───── Dataset content

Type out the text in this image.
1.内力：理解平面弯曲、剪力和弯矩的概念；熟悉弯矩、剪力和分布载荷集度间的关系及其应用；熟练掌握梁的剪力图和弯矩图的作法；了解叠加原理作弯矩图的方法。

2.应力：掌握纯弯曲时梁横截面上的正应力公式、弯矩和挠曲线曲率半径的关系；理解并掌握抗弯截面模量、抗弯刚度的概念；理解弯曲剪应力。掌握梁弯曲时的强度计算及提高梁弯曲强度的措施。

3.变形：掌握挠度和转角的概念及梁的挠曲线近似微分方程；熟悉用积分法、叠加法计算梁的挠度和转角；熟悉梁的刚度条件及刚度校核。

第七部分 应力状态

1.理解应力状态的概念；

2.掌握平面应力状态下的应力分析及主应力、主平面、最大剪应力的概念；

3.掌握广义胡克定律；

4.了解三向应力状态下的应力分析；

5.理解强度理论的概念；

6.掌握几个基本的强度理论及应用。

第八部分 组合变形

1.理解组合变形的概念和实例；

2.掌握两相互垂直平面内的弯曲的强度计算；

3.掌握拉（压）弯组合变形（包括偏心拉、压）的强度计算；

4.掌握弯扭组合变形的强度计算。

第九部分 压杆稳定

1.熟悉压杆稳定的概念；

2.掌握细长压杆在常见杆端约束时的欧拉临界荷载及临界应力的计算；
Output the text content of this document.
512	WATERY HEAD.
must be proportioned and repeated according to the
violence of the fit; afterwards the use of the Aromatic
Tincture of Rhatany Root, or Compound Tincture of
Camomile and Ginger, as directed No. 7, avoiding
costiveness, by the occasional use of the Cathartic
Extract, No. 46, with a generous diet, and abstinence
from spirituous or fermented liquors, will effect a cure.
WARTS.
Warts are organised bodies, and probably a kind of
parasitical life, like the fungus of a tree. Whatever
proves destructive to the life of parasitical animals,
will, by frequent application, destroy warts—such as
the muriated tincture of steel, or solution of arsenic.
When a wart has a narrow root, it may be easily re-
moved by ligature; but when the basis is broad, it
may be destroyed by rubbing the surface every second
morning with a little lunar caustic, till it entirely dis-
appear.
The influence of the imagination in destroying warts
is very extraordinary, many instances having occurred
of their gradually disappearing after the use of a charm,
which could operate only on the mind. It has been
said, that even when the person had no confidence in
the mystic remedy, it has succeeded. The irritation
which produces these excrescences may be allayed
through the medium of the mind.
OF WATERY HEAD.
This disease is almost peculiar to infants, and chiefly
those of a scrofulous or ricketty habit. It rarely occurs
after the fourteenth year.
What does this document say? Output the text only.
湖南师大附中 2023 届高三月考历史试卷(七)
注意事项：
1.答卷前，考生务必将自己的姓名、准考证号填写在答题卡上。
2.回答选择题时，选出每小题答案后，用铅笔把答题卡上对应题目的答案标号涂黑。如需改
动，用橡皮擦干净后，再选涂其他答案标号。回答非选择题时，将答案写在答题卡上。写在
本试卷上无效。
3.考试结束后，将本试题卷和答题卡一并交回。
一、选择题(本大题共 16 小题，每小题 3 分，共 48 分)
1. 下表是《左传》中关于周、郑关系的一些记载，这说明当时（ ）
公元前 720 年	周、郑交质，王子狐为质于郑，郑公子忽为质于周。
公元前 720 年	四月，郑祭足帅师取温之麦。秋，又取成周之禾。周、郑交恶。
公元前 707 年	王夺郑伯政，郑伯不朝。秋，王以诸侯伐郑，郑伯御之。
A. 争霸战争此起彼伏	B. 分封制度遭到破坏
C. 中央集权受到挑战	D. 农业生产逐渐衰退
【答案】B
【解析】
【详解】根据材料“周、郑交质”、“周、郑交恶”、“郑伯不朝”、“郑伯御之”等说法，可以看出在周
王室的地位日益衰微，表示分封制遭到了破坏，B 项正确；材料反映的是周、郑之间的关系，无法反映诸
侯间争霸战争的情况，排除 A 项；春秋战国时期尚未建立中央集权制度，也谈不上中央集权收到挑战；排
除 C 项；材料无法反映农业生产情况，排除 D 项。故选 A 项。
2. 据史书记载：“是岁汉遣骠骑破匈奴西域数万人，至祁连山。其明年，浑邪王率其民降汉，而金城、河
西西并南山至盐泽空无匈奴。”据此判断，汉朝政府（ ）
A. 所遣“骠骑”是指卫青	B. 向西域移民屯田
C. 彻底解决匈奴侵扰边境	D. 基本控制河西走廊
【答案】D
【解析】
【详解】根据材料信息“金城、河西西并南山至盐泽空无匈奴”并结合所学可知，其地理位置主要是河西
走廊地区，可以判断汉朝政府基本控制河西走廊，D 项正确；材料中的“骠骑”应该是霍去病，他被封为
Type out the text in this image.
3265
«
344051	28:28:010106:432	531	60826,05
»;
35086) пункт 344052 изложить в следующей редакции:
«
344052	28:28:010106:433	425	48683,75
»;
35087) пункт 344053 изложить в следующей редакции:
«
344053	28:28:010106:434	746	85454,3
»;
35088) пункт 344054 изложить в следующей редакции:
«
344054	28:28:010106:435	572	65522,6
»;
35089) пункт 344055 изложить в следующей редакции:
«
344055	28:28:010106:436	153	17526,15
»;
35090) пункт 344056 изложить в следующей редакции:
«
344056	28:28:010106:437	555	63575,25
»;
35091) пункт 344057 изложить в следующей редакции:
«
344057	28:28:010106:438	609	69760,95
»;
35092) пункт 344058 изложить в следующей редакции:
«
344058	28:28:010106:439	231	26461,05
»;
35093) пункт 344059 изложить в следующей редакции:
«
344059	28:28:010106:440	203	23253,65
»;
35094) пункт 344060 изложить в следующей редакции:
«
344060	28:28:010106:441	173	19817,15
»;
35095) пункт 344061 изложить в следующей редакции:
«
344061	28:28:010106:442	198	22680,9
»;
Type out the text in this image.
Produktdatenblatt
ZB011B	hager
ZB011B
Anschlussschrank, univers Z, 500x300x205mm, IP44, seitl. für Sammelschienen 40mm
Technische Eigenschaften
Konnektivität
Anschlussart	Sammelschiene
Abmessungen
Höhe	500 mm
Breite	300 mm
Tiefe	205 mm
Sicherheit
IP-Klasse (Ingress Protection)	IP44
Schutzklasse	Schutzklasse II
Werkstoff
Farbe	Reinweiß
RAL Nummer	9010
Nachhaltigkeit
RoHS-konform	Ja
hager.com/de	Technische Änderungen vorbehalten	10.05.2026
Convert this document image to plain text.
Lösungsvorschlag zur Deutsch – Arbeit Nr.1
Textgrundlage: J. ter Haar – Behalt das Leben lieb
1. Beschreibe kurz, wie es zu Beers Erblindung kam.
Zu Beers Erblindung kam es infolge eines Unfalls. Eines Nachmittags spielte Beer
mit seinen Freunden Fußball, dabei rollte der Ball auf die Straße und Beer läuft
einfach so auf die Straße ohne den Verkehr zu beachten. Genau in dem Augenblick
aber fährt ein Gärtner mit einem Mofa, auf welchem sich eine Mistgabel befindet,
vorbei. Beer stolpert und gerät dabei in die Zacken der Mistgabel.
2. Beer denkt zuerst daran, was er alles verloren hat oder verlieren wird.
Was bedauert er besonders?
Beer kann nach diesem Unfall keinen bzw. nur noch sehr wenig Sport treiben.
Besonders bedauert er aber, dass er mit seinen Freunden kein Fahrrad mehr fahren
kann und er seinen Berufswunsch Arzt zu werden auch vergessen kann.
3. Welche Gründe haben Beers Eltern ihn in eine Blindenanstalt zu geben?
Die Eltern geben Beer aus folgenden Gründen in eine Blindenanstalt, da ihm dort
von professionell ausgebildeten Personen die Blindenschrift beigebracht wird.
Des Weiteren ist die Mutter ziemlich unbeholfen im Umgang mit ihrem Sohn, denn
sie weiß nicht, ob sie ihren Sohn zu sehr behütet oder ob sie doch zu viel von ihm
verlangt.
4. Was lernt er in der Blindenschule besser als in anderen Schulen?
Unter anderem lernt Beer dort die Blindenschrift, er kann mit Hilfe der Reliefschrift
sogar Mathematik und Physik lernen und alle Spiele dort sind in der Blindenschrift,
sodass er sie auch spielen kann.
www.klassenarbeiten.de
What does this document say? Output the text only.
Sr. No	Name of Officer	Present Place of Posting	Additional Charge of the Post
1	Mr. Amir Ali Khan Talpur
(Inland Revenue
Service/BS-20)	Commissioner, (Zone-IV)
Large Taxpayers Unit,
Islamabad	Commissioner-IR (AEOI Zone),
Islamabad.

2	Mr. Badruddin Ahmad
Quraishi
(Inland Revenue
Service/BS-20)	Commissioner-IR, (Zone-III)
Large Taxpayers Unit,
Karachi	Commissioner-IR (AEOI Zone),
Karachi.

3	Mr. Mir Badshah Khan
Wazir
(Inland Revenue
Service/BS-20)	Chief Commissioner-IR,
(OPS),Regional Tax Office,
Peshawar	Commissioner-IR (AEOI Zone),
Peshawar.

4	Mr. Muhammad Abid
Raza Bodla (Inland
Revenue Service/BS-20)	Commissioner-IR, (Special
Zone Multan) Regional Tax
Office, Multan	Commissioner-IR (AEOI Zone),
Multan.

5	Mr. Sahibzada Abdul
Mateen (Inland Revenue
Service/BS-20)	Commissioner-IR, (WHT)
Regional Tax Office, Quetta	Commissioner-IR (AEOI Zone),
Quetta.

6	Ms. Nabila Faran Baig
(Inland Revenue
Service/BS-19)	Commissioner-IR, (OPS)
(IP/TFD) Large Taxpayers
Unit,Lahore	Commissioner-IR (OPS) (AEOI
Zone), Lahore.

──────────

:: Written task ::
Say how many lines of the material contain the word "Service", with no other text.

:: Solution to this task ::
6